— Begin Information supplied —
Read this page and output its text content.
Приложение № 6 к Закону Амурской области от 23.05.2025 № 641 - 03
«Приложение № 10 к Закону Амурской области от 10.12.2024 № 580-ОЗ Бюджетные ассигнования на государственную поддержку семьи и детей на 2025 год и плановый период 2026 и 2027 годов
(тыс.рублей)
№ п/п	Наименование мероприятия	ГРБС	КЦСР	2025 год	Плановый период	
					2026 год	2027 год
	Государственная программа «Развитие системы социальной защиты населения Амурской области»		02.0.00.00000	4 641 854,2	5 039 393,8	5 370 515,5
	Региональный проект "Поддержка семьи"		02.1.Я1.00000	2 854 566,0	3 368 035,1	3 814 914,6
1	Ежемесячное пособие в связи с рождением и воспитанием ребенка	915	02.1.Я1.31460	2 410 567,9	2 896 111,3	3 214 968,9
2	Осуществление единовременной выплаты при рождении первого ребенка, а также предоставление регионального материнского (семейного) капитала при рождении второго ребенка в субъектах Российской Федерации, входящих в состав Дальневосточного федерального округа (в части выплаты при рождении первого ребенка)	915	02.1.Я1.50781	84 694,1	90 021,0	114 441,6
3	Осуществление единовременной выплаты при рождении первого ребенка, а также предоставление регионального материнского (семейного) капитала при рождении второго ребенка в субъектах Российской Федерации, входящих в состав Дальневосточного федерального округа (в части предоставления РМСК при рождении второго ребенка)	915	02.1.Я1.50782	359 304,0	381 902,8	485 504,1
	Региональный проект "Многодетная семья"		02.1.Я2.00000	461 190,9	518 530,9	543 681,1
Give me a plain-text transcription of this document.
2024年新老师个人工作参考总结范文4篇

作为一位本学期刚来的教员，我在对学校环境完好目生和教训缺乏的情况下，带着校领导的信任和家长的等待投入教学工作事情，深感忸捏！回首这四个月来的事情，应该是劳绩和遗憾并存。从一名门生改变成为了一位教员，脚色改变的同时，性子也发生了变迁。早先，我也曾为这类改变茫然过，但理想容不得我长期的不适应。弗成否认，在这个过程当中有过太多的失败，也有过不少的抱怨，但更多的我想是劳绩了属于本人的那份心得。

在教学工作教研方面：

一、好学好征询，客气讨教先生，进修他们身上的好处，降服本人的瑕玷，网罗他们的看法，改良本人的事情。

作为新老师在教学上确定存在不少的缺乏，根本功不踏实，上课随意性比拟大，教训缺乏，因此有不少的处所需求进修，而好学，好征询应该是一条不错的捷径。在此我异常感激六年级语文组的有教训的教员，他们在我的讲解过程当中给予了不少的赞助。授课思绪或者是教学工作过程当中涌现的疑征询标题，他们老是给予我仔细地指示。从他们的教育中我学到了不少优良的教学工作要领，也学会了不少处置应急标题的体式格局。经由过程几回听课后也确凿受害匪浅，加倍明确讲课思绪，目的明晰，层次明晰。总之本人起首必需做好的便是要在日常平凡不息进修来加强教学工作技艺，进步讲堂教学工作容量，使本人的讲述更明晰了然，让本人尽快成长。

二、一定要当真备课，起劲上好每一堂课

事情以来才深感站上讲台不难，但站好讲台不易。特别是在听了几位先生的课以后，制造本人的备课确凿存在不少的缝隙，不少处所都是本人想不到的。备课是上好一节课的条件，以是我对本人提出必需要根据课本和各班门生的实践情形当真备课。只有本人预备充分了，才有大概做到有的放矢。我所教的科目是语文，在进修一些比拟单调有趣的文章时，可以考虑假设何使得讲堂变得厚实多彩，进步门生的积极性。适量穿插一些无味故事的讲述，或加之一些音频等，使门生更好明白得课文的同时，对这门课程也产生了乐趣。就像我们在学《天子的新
— End Information supplied —
> _Problem to solve_
Reproduce the material in full, with no word added or dropped.

> _Full answer_
Read this page and output its text content.
Приложение № 6 к Закону Амурской области от 23.05.2025 № 641 - 03
«Приложение № 10 к Закону Амурской области от 10.12.2024 № 580-ОЗ Бюджетные ассигнования на государственную поддержку семьи и детей на 2025 год и плановый период 2026 и 2027 годов
(тыс.рублей)
№ п/п	Наименование мероприятия	ГРБС	КЦСР	2025 год	Плановый период	
					2026 год	2027 год
	Государственная программа «Развитие системы социальной защиты населения Амурской области»		02.0.00.00000	4 641 854,2	5 039 393,8	5 370 515,5
	Региональный проект "Поддержка семьи"		02.1.Я1.00000	2 854 566,0	3 368 035,1	3 814 914,6
1	Ежемесячное пособие в связи с рождением и воспитанием ребенка	915	02.1.Я1.31460	2 410 567,9	2 896 111,3	3 214 968,9
2	Осуществление единовременной выплаты при рождении первого ребенка, а также предоставление регионального материнского (семейного) капитала при рождении второго ребенка в субъектах Российской Федерации, входящих в состав Дальневосточного федерального округа (в части выплаты при рождении первого ребенка)	915	02.1.Я1.50781	84 694,1	90 021,0	114 441,6
3	Осуществление единовременной выплаты при рождении первого ребенка, а также предоставление регионального материнского (семейного) капитала при рождении второго ребенка в субъектах Российской Федерации, входящих в состав Дальневосточного федерального округа (в части предоставления РМСК при рождении второго ребенка)	915	02.1.Я1.50782	359 304,0	381 902,8	485 504,1
	Региональный проект "Многодетная семья"		02.1.Я2.00000	461 190,9	518 530,9	543 681,1
Give me a plain-text transcription of this document.
2024年新老师个人工作参考总结范文4篇

作为一位本学期刚来的教员，我在对学校环境完好目生和教训缺乏的情况下，带着校领导的信任和家长的等待投入教学工作事情，深感忸捏！回首这四个月来的事情，应该是劳绩和遗憾并存。从一名门生改变成为了一位教员，脚色改变的同时，性子也发生了变迁。早先，我也曾为这类改变茫然过，但理想容不得我长期的不适应。弗成否认，在这个过程当中有过太多的失败，也有过不少的抱怨，但更多的我想是劳绩了属于本人的那份心得。

在教学工作教研方面：

一、好学好征询，客气讨教先生，进修他们身上的好处，降服本人的瑕玷，网罗他们的看法，改良本人的事情。

作为新老师在教学上确定存在不少的缺乏，根本功不踏实，上课随意性比拟大，教训缺乏，因此有不少的处所需求进修，而好学，好征询应该是一条不错的捷径。在此我异常感激六年级语文组的有教训的教员，他们在我的讲解过程当中给予了不少的赞助。授课思绪或者是教学工作过程当中涌现的疑征询标题，他们老是给予我仔细地指示。从他们的教育中我学到了不少优良的教学工作要领，也学会了不少处置应急标题的体式格局。经由过程几回听课后也确凿受害匪浅，加倍明确讲课思绪，目的明晰，层次明晰。总之本人起首必需做好的便是要在日常平凡不息进修来加强教学工作技艺，进步讲堂教学工作容量，使本人的讲述更明晰了然，让本人尽快成长。

二、一定要当真备课，起劲上好每一堂课

事情以来才深感站上讲台不难，但站好讲台不易。特别是在听了几位先生的课以后，制造本人的备课确凿存在不少的缝隙，不少处所都是本人想不到的。备课是上好一节课的条件，以是我对本人提出必需要根据课本和各班门生的实践情形当真备课。只有本人预备充分了，才有大概做到有的放矢。我所教的科目是语文，在进修一些比拟单调有趣的文章时，可以考虑假设何使得讲堂变得厚实多彩，进步门生的积极性。适量穿插一些无味故事的讲述，或加之一些音频等，使门生更好明白得课文的同时，对这门课程也产生了乐趣。就像我们在学《天子的新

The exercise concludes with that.